THE RECORDS -
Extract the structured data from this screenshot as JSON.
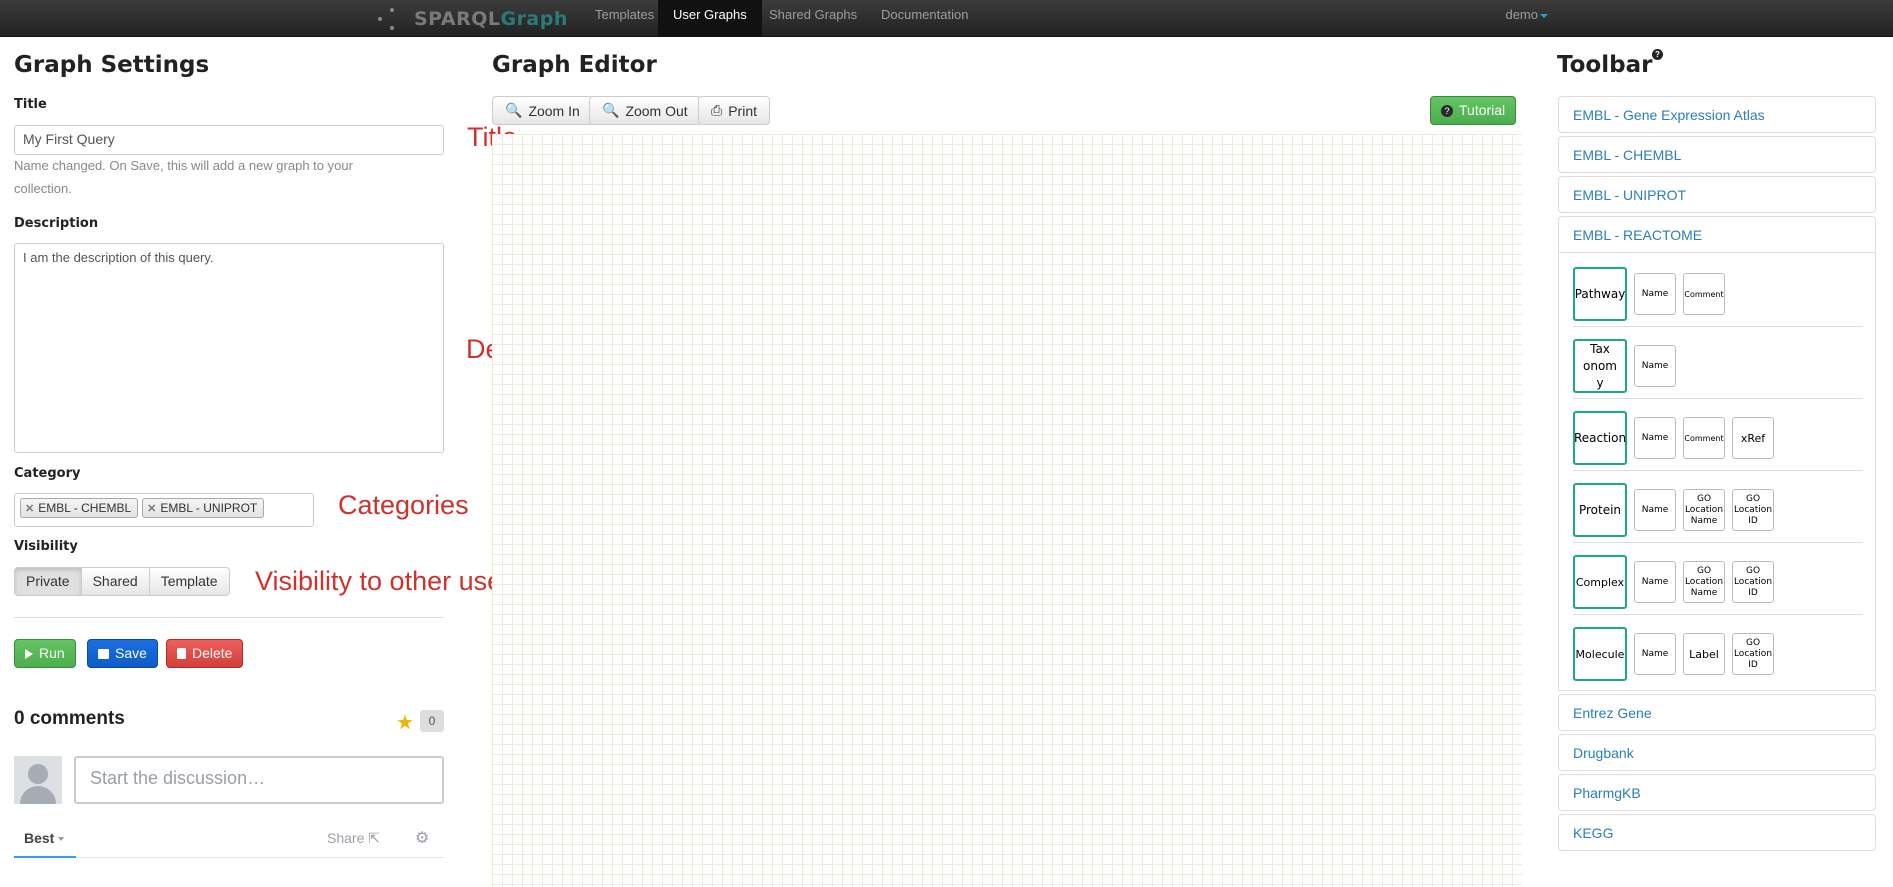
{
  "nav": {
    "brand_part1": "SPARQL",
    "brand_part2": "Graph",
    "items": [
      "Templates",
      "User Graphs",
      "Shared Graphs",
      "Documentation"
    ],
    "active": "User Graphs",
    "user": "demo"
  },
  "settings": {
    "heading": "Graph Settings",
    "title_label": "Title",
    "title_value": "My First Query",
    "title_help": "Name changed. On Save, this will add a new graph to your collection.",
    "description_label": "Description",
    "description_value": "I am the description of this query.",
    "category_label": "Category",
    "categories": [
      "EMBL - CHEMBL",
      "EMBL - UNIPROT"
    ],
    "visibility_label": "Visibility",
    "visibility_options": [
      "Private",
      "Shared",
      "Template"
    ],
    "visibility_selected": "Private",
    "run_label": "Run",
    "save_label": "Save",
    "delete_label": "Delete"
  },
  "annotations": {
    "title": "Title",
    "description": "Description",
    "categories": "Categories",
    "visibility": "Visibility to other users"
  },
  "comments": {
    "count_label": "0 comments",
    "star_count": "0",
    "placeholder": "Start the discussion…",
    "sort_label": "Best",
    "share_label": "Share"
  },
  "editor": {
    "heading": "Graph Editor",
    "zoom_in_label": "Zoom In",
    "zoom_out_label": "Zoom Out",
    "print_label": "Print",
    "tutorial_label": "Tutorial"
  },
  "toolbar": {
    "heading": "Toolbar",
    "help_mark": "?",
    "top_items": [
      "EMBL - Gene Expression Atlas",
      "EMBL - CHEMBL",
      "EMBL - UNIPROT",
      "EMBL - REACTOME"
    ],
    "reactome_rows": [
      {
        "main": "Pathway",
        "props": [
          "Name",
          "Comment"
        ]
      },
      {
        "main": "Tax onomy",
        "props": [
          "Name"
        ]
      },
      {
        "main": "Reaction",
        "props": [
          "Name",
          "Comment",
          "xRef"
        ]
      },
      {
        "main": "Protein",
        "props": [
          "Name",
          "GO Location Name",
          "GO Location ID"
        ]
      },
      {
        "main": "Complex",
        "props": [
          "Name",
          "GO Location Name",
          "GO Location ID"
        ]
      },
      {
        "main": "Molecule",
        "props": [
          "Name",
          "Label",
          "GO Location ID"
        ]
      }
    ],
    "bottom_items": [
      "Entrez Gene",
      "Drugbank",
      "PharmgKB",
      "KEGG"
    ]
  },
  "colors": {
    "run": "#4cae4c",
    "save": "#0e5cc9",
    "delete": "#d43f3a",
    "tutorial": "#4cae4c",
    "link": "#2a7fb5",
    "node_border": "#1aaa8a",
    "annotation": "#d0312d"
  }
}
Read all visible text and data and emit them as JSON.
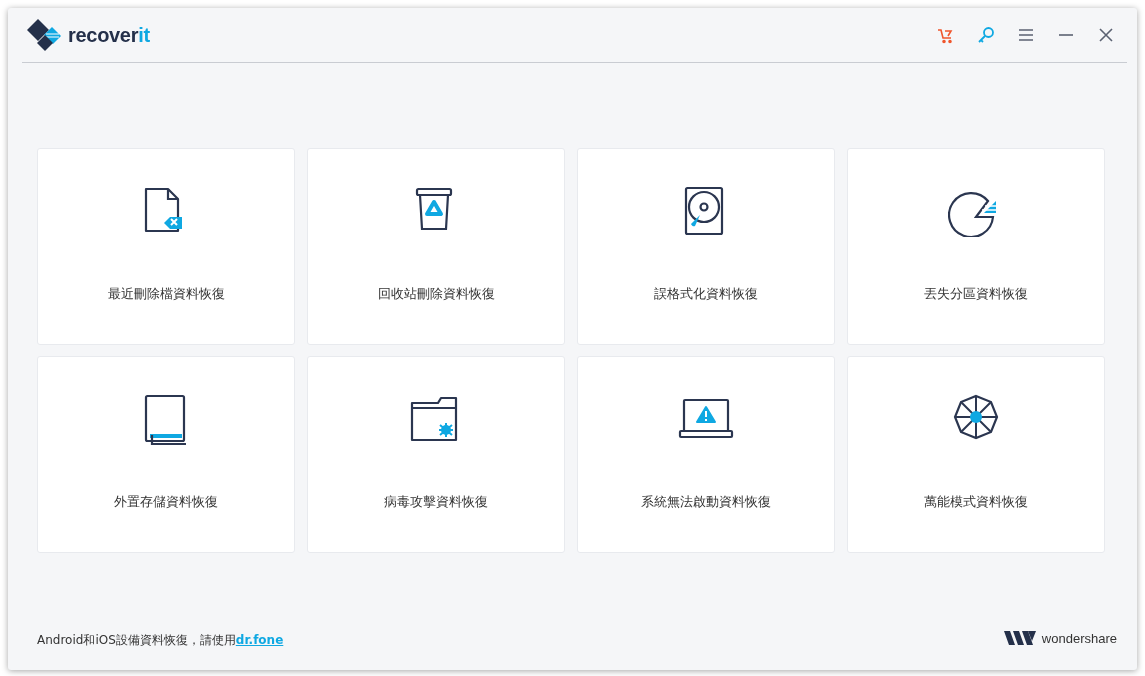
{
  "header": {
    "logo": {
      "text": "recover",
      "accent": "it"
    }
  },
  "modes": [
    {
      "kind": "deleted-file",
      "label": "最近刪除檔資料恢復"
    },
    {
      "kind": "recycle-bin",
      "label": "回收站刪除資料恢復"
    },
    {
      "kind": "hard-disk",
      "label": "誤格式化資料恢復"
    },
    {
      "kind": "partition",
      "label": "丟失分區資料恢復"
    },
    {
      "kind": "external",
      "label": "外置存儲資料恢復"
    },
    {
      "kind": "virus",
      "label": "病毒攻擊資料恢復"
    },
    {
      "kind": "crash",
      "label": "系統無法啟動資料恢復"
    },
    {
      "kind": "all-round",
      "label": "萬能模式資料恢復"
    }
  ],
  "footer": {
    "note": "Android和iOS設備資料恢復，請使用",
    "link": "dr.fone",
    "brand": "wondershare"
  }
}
---
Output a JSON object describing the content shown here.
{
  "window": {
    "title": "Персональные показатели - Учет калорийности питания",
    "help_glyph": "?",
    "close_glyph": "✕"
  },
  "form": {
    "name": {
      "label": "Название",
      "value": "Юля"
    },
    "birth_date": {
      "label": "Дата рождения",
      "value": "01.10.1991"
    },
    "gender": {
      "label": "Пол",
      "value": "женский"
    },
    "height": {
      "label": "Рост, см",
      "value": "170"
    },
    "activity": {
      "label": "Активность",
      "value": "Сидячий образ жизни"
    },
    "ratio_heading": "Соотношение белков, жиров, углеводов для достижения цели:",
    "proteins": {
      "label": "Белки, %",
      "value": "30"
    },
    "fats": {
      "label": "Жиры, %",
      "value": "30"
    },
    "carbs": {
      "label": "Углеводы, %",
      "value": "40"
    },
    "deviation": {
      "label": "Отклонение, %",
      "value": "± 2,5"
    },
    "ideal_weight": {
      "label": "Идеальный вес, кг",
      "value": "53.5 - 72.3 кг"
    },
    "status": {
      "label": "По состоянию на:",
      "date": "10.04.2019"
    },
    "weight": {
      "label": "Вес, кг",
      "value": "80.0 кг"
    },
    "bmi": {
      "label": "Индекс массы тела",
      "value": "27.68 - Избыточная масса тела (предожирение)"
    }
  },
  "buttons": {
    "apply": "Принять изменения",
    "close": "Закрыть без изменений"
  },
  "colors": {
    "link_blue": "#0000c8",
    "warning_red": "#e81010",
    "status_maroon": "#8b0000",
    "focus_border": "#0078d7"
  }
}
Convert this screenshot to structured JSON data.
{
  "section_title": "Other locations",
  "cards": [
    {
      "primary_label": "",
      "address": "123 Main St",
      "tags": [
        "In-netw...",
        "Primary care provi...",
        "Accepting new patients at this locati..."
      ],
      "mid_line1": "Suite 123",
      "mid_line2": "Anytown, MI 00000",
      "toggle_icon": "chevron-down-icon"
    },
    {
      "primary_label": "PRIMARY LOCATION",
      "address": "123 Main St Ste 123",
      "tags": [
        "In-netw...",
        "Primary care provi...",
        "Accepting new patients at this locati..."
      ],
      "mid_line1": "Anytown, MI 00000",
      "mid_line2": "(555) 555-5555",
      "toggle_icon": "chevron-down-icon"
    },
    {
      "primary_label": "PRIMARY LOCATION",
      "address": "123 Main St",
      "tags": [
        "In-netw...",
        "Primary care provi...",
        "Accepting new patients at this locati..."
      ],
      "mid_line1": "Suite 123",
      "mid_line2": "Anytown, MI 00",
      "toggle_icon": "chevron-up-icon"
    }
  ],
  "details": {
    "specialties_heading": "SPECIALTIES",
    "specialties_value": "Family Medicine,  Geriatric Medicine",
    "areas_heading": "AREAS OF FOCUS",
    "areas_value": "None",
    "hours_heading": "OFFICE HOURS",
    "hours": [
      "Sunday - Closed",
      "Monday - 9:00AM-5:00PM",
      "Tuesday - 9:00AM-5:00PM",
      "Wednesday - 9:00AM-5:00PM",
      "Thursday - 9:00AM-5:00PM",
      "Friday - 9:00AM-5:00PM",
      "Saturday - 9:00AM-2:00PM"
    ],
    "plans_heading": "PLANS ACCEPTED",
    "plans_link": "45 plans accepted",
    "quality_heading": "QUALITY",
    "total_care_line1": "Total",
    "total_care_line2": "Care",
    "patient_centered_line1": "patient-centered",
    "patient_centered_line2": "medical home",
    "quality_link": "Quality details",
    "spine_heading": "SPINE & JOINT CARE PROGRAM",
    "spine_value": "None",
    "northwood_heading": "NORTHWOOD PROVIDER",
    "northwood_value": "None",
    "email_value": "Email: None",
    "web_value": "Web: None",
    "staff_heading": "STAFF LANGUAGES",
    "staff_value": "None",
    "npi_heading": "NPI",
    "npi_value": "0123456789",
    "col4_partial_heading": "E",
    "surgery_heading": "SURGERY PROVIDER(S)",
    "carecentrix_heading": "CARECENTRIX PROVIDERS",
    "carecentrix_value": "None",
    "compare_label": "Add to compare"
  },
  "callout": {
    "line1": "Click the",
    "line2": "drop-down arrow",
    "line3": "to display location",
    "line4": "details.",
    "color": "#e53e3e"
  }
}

WORK REQUEST -
From the listing, reproduce every line where the word "EMBL" is present.

OUTPUT OF THE TASK -
      "EMBL - CHEMBL",
      "EMBL - UNIPROT"
      "EMBL - Gene Expression Atlas",
      "EMBL - CHEMBL",
      "EMBL - UNIPROT",
      "EMBL - REACTOME"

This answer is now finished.